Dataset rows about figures
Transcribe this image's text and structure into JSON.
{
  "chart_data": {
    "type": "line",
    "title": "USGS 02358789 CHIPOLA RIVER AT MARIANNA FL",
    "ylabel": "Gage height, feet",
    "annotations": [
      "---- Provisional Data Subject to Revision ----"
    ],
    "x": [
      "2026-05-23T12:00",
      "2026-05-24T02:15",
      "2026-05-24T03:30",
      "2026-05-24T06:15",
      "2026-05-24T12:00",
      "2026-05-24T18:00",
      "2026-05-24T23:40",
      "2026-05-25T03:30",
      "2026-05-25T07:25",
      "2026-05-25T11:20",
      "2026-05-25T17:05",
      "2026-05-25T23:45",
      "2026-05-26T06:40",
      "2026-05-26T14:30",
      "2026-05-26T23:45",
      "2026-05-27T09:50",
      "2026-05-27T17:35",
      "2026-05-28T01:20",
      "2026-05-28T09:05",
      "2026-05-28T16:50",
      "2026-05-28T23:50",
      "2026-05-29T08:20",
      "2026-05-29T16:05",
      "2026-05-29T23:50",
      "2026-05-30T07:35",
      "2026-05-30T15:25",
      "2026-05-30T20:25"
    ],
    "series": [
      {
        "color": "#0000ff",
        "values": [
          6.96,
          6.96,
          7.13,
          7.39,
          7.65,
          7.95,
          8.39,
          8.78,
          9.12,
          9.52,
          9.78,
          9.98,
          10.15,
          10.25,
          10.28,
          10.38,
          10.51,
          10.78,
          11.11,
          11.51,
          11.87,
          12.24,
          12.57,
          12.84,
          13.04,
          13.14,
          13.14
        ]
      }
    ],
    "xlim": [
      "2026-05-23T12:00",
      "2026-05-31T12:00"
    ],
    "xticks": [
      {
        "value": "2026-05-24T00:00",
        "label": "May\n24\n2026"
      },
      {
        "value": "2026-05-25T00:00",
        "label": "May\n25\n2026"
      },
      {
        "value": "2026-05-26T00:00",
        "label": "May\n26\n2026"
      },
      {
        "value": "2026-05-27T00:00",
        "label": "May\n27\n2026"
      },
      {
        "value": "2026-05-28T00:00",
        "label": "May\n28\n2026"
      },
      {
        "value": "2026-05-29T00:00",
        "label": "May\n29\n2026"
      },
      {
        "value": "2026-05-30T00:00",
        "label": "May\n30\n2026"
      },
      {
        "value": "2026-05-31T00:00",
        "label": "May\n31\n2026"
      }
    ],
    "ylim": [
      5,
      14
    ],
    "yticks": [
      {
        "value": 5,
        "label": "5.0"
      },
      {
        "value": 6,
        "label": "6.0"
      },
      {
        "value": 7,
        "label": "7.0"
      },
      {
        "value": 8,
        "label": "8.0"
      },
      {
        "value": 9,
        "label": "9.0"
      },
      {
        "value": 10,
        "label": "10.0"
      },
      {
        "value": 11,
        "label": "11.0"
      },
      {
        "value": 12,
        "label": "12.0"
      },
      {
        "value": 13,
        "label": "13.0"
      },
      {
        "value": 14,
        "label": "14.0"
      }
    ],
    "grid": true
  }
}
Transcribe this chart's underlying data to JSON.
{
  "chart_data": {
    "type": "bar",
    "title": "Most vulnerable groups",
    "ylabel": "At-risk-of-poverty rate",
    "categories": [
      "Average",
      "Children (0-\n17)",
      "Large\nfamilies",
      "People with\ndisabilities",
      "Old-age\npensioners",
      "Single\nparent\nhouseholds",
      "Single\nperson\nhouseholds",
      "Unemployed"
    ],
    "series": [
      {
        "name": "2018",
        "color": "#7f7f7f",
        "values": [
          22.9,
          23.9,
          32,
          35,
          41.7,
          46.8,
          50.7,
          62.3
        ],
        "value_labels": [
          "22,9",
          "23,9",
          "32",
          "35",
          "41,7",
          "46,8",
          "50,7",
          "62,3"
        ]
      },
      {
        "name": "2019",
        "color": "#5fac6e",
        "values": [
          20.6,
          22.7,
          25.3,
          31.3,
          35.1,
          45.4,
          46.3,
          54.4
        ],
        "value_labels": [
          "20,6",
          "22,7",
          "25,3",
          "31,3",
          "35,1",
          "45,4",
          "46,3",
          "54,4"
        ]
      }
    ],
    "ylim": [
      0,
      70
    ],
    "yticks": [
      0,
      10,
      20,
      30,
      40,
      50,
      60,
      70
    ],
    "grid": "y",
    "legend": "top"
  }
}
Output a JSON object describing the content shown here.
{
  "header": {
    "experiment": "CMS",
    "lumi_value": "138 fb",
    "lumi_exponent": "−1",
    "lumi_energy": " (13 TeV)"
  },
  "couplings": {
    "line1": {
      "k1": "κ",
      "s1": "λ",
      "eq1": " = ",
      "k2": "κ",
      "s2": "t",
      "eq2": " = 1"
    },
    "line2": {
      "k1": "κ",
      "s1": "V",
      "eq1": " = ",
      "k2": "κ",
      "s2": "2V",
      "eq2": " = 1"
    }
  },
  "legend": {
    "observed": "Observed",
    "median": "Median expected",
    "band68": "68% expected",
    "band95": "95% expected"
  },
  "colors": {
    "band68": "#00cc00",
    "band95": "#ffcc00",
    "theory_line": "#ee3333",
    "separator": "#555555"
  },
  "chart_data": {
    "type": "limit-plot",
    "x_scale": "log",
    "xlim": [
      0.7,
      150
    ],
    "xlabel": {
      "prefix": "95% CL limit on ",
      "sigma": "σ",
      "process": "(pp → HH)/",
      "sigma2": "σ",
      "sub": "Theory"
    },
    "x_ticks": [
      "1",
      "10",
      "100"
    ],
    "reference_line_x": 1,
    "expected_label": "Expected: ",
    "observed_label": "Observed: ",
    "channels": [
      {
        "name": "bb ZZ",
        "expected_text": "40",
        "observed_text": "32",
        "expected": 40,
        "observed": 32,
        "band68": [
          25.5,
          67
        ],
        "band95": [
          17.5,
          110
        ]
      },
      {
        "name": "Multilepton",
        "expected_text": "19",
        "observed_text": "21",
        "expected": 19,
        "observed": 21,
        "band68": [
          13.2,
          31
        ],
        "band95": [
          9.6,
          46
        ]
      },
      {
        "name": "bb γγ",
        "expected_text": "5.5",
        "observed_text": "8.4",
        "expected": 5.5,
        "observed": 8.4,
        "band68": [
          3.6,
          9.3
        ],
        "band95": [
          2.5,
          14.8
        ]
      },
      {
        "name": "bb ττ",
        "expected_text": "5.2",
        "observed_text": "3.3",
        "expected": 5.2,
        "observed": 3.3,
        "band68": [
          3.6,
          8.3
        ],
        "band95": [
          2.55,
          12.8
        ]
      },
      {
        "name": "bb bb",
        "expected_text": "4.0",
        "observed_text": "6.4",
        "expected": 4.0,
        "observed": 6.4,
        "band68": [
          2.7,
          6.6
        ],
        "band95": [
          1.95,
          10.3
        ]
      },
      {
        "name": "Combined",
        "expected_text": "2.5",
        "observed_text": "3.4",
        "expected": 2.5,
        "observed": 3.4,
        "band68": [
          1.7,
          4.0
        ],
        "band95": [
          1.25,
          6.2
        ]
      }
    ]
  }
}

Aim of the exercise —
Copy out each line of the records that holds the string "name".

Exercise answer —
        "name": "2018",
        "name": "2019",
        "name": "bb ZZ",
        "name": "Multilepton",
        "name": "bb γγ",
        "name": "bb ττ",
        "name": "bb bb",
        "name": "Combined",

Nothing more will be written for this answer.